#### [DO THIS]
Identify each line in the records below that contains the word "Нажмите", and copy it.

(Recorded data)
>>>
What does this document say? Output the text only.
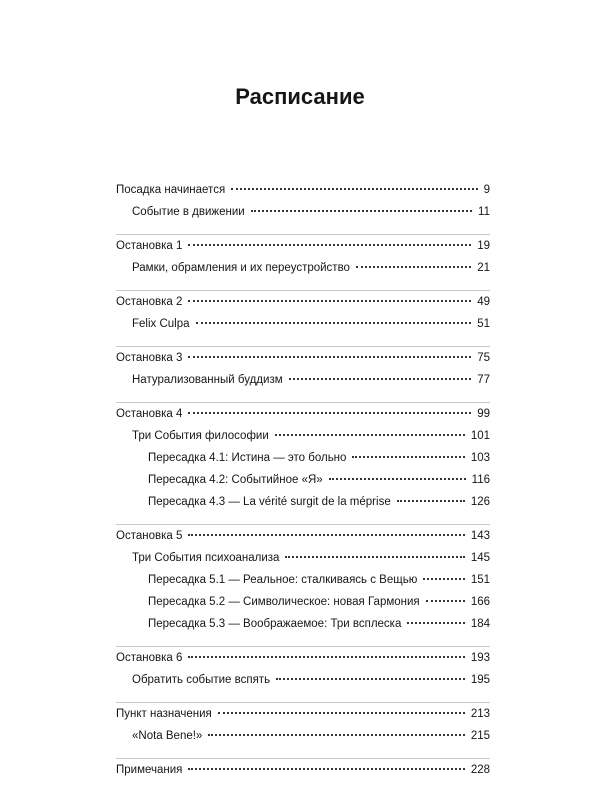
Расписание
Посадка начинается	9
Событие в движении	11
Остановка 1	19
Рамки, обрамления и их переустройство	21
Остановка 2	49
Felix Culpa	51
Остановка 3	75
Натурализованный буддизм	77
Остановка 4	99
Три События философии	101
Пересадка 4.1: Истина — это больно	103
Пересадка 4.2: Событийное «Я»	116
Пересадка 4.3 — La vérité surgit de la méprise	126
Остановка 5	143
Три События психоанализа	145
Пересадка 5.1 — Реальное: сталкиваясь с Вещью	151
Пересадка 5.2 — Символическое: новая Гармония	166
Пересадка 5.3 — Воображаемое: Три всплеска	184
Остановка 6	193
Обратить событие вспять	195
Пункт назначения	213
«Nota Bene!»	215
Примечания	228
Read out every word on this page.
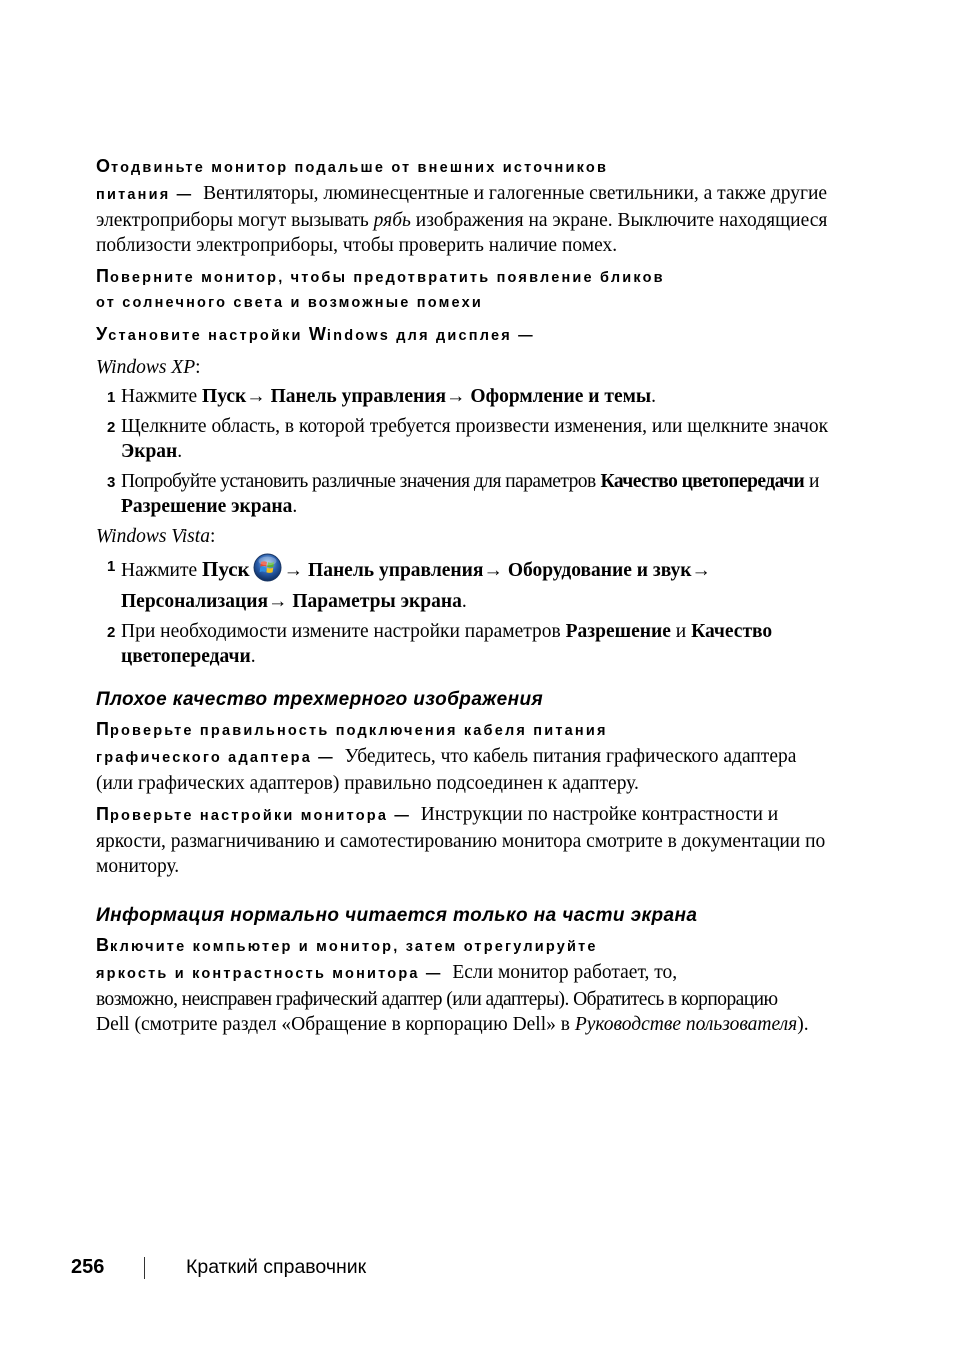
Отодвиньте монитор подальше от внешних источников
питания — Вентиляторы, люминесцентные и галогенные светильники, а также другие электроприборы могут вызывать рябь изображения на экране. Выключите находящиеся поблизости электроприборы, чтобы проверить наличие помех.
Поверните монитор, чтобы предотвратить появление бликов
от солнечного света и возможные помехи
Установите настройки Windows для дисплея —
Windows XP:
1 Нажмите Пуск→ Панель управления→ Оформление и темы.
2 Щелкните область, в которой требуется произвести изменения, или щелкните значок Экран.
3 Попробуйте установить различные значения для параметров Качество цветопередачи и Разрешение экрана.
Windows Vista:
1 Нажмите Пуск → Панель управления→ Оборудование и звук→
Персонализация→ Параметры экрана.
2 При необходимости измените настройки параметров Разрешение и Качество цветопередачи.
Плохое качество трехмерного изображения
Проверьте правильность подключения кабеля питания
графического адаптера — Убедитесь, что кабель питания графического адаптера (или графических адаптеров) правильно подсоединен к адаптеру.
Проверьте настройки монитора — Инструкции по настройке контрастности и яркости, размагничиванию и самотестированию монитора смотрите в документации по монитору.
Информация нормально читается только на части экрана
Включите компьютер и монитор, затем отрегулируйте
яркость и контрастность монитора — Если монитор работает, то,
возможно, неисправен графический адаптер (или адаптеры). Обратитесь в корпорацию
Dell (смотрите раздел «Обращение в корпорацию Dell» в Руководстве пользователя).
256	Краткий справочник
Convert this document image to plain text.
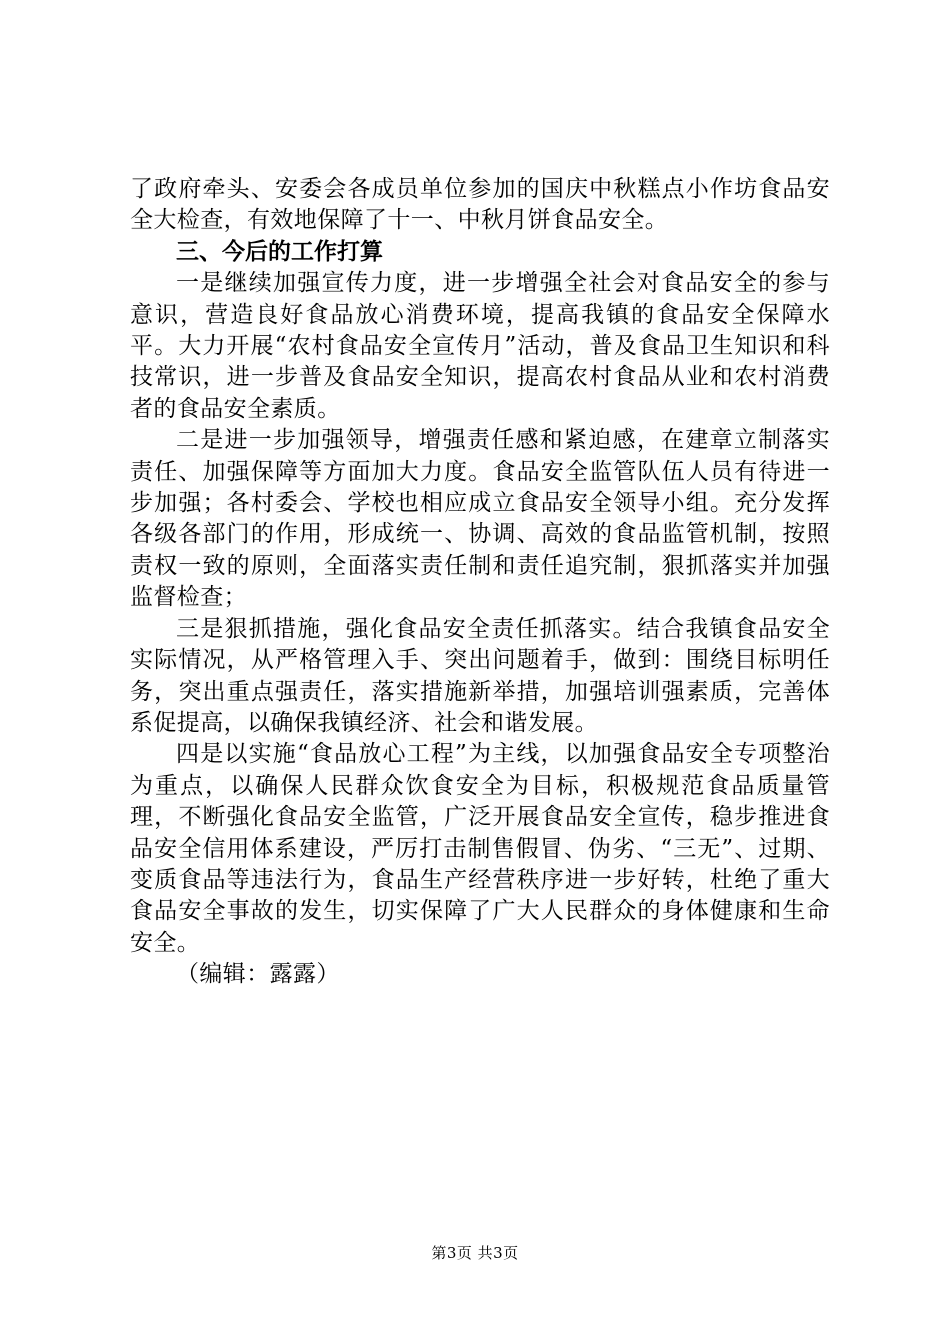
了政府牵头、安委会各成员单位参加的国庆中秋糕点小作坊食品安全大检查，有效地保障了十一、中秋月饼食品安全。

三、今后的工作打算

一是继续加强宣传力度，进一步增强全社会对食品安全的参与意识，营造良好食品放心消费环境，提高我镇的食品安全保障水平。大力开展“农村食品安全宣传月”活动，普及食品卫生知识和科技常识，进一步普及食品安全知识，提高农村食品从业和农村消费者的食品安全素质。

二是进一步加强领导，增强责任感和紧迫感，在建章立制落实责任、加强保障等方面加大力度。食品安全监管队伍人员有待进一步加强；各村委会、学校也相应成立食品安全领导小组。充分发挥各级各部门的作用，形成统一、协调、高效的食品监管机制，按照责权一致的原则，全面落实责任制和责任追究制，狠抓落实并加强监督检查；

三是狠抓措施，强化食品安全责任抓落实。结合我镇食品安全实际情况，从严格管理入手、突出问题着手，做到：围绕目标明任务，突出重点强责任，落实措施新举措，加强培训强素质，完善体系促提高，以确保我镇经济、社会和谐发展。

四是以实施“食品放心工程”为主线，以加强食品安全专项整治为重点，以确保人民群众饮食安全为目标，积极规范食品质量管理，不断强化食品安全监管，广泛开展食品安全宣传，稳步推进食品安全信用体系建设，严厉打击制售假冒、伪劣、“三无”、过期、变质食品等违法行为，食品生产经营秩序进一步好转，杜绝了重大食品安全事故的发生，切实保障了广大人民群众的身体健康和生命安全。

（编辑：露露）

第3页 共3页
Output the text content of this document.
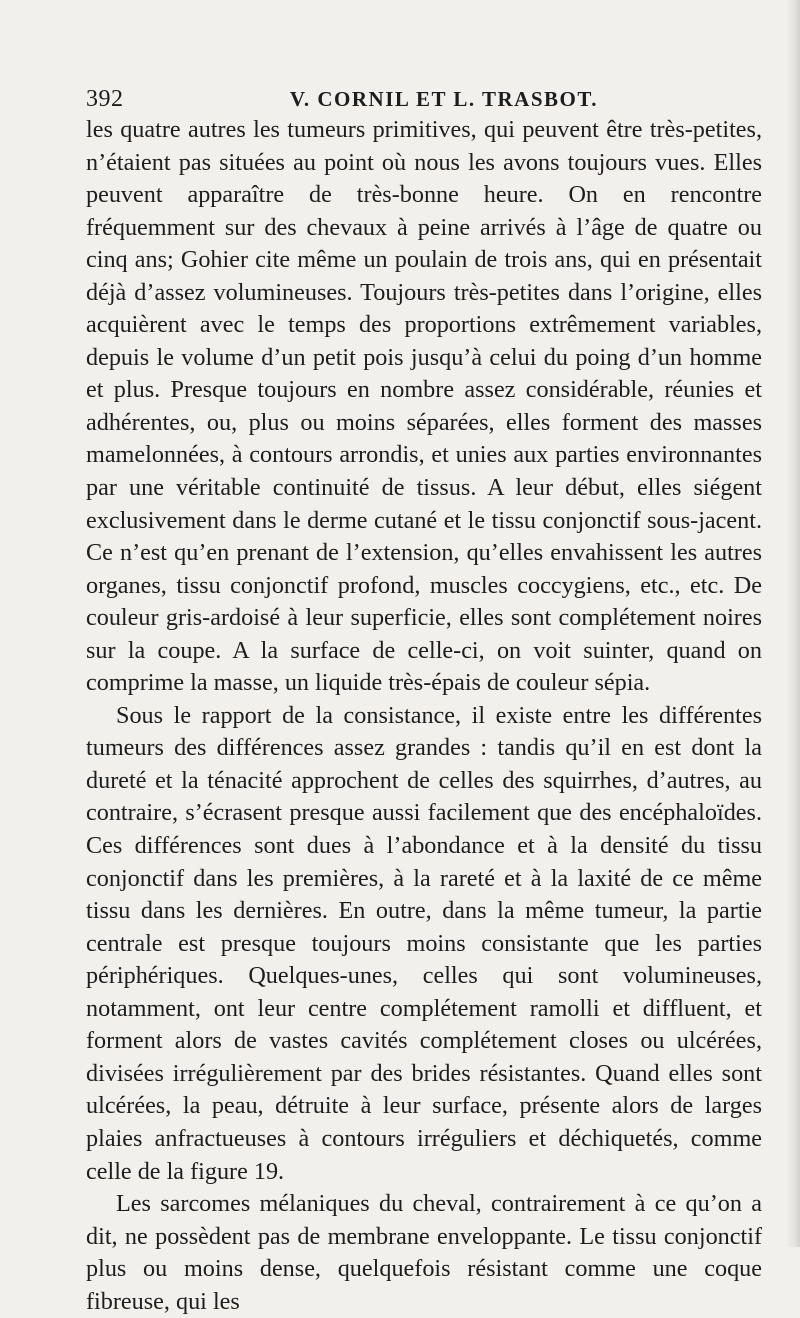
392	V. CORNIL ET L. TRASBOT.

les quatre autres les tumeurs primitives, qui peuvent être très-petites, n’étaient pas situées au point où nous les avons toujours vues. Elles peuvent apparaître de très-bonne heure. On en rencontre fréquemment sur des chevaux à peine arrivés à l’âge de quatre ou cinq ans; Gohier cite même un poulain de trois ans, qui en présentait déjà d’assez volumineuses. Toujours très-petites dans l’origine, elles acquièrent avec le temps des proportions extrêmement variables, depuis le volume d’un petit pois jusqu’à celui du poing d’un homme et plus. Presque toujours en nombre assez considérable, réunies et adhérentes, ou, plus ou moins séparées, elles forment des masses mamelonnées, à contours arrondis, et unies aux parties environnantes par une véritable continuité de tissus. A leur début, elles siégent exclusivement dans le derme cutané et le tissu conjonctif sous-jacent. Ce n’est qu’en prenant de l’extension, qu’elles envahissent les autres organes, tissu conjonctif profond, muscles coccygiens, etc., etc. De couleur gris-ardoisé à leur superficie, elles sont complétement noires sur la coupe. A la surface de celle-ci, on voit suinter, quand on comprime la masse, un liquide très-épais de couleur sépia.

Sous le rapport de la consistance, il existe entre les différentes tumeurs des différences assez grandes : tandis qu’il en est dont la dureté et la ténacité approchent de celles des squirrhes, d’autres, au contraire, s’écrasent presque aussi facilement que des encéphaloïdes. Ces différences sont dues à l’abondance et à la densité du tissu conjonctif dans les premières, à la rareté et à la laxité de ce même tissu dans les dernières. En outre, dans la même tumeur, la partie centrale est presque toujours moins consistante que les parties périphériques. Quelques-unes, celles qui sont volumineuses, notamment, ont leur centre complétement ramolli et diffluent, et forment alors de vastes cavités complétement closes ou ulcérées, divisées irrégulièrement par des brides résistantes. Quand elles sont ulcérées, la peau, détruite à leur surface, présente alors de larges plaies anfractueuses à contours irréguliers et déchiquetés, comme celle de la figure 19.

Les sarcomes mélaniques du cheval, contrairement à ce qu’on a dit, ne possèdent pas de membrane enveloppante. Le tissu conjonctif plus ou moins dense, quelquefois résistant comme une coque fibreuse, qui les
<<<
#### [EXERCISE OUTPUT]
1 Нажмите Пуск→ Панель управления→ Оформление и темы.
1 Нажмите Пуск → Панель управления→ Оборудование и звук→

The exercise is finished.